Count the lines below that contain the word "Gaza", and reply with that number alone.

Provided records —

################

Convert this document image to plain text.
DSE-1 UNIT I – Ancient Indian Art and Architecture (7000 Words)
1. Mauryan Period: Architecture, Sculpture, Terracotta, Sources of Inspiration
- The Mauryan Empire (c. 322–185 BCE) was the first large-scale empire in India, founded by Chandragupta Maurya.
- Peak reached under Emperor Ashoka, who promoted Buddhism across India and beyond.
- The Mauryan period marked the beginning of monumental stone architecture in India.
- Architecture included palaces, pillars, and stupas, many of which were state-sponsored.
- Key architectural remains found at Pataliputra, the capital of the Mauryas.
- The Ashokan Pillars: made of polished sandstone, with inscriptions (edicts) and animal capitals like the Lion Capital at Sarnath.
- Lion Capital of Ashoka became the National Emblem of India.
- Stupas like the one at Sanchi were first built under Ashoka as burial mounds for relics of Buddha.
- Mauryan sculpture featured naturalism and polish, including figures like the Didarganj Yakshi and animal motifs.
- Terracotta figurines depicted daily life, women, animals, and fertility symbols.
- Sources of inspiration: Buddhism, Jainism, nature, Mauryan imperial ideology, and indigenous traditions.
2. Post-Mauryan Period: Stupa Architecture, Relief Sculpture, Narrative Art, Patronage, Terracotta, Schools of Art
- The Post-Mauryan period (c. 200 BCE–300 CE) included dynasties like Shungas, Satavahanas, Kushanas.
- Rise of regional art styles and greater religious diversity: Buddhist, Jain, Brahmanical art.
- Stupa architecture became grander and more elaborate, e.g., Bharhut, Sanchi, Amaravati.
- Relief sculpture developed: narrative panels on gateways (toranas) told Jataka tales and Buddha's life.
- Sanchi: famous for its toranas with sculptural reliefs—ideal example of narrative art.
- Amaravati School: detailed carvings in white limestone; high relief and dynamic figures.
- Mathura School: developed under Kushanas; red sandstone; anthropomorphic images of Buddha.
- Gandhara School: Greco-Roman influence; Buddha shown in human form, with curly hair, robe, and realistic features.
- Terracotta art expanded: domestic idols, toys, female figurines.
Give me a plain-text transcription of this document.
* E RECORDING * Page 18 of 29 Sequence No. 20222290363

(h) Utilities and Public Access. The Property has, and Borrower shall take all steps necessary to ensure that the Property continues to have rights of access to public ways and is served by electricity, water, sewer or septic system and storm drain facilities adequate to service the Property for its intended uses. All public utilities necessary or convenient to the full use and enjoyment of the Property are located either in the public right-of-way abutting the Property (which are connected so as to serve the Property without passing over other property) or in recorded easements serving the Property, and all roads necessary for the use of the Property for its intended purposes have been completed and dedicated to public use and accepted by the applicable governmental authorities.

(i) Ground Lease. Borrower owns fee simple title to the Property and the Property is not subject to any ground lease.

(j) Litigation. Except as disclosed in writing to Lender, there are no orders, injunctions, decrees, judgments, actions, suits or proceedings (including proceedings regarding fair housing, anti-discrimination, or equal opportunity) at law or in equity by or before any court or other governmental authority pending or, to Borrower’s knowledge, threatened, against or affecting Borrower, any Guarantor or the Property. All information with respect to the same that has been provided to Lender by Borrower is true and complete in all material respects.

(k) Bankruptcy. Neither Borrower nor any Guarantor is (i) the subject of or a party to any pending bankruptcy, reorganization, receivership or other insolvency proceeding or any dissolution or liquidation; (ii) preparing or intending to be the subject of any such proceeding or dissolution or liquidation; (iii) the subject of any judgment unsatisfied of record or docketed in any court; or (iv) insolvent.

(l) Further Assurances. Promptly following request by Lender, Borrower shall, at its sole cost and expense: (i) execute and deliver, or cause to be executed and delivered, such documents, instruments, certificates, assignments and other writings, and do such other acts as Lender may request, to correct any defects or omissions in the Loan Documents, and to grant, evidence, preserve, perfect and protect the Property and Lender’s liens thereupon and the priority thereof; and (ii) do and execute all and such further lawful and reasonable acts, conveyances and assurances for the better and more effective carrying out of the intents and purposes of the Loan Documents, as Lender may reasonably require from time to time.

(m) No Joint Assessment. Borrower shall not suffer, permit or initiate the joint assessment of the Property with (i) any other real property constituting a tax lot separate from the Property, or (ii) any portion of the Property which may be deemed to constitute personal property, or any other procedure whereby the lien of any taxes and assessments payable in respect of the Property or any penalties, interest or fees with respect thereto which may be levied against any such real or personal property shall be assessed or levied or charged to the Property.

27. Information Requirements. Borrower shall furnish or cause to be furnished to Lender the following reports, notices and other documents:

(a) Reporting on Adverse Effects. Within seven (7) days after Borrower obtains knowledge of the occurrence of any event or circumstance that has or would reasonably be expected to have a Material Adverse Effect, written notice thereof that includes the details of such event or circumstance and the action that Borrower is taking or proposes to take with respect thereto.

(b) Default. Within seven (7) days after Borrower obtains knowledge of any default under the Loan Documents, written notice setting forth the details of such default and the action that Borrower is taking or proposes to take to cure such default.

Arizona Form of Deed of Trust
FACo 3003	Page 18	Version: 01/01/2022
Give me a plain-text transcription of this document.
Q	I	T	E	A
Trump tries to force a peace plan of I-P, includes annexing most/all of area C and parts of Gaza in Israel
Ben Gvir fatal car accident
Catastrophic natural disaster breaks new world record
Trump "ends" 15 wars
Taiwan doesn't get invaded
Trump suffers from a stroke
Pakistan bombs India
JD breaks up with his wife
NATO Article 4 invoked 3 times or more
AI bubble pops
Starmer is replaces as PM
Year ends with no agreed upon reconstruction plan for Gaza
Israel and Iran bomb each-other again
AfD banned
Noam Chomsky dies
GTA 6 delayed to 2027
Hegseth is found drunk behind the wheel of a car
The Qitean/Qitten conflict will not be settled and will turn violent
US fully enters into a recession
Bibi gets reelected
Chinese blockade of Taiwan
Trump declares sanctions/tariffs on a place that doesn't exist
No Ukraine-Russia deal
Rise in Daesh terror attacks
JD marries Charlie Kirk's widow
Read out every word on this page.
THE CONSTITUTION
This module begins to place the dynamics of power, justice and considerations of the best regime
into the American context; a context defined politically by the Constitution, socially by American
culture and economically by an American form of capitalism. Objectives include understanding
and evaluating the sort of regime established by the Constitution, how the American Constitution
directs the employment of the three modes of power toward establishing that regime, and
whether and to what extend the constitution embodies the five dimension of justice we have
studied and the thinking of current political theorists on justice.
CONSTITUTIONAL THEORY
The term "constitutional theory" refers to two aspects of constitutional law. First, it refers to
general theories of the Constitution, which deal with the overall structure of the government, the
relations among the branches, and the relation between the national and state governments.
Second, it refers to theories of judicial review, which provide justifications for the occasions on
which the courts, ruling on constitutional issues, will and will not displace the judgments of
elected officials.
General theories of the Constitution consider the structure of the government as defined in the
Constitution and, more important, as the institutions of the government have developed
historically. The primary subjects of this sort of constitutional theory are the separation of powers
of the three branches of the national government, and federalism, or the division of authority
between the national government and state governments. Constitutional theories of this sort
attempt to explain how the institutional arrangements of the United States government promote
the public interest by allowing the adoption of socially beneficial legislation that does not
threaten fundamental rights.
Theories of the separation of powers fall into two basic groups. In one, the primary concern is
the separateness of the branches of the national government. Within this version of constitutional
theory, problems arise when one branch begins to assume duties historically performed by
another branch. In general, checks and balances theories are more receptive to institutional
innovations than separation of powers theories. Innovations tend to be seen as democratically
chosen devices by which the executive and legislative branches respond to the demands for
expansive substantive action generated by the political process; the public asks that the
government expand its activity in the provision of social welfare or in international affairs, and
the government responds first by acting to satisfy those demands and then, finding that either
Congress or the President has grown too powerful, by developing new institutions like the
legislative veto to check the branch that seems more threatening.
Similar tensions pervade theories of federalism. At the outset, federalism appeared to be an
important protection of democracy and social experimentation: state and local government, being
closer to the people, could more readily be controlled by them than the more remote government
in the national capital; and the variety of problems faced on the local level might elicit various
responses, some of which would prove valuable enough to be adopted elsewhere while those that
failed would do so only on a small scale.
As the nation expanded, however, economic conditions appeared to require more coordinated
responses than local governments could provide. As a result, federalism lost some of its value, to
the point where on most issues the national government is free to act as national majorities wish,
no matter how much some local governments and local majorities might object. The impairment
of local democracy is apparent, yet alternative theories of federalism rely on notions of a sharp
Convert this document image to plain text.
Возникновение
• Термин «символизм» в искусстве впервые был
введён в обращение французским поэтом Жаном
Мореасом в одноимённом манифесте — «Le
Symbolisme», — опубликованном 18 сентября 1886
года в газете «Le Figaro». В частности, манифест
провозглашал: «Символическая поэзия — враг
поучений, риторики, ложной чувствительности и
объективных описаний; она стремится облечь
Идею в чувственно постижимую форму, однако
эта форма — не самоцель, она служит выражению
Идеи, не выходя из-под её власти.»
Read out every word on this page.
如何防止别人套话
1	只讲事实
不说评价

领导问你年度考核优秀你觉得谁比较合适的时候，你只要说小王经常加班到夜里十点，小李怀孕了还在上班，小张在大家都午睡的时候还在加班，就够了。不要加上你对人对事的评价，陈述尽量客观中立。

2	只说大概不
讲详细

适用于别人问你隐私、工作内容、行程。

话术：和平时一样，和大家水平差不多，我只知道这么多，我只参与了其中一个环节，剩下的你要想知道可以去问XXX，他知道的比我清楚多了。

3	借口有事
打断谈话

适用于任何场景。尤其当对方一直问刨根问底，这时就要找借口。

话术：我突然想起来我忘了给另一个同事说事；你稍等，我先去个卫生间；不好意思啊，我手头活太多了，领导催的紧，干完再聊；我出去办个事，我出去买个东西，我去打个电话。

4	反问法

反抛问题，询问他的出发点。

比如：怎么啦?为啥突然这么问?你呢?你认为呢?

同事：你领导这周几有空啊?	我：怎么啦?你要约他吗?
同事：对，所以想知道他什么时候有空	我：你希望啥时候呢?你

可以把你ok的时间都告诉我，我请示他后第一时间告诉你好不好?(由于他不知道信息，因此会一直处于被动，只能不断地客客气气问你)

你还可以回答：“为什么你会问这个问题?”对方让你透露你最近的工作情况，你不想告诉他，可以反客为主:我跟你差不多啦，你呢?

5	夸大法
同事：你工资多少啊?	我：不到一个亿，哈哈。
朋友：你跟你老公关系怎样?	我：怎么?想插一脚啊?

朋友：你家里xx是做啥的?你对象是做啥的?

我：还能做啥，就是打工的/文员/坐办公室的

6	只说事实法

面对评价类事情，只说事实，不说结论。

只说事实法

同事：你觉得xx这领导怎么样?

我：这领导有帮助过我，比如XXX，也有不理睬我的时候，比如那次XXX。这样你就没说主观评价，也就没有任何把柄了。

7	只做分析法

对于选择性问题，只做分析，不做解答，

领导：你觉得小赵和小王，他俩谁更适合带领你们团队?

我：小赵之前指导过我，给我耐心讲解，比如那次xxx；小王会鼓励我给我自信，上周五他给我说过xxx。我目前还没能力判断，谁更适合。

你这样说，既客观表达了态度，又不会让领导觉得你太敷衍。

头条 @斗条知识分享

################

Result for this task — 2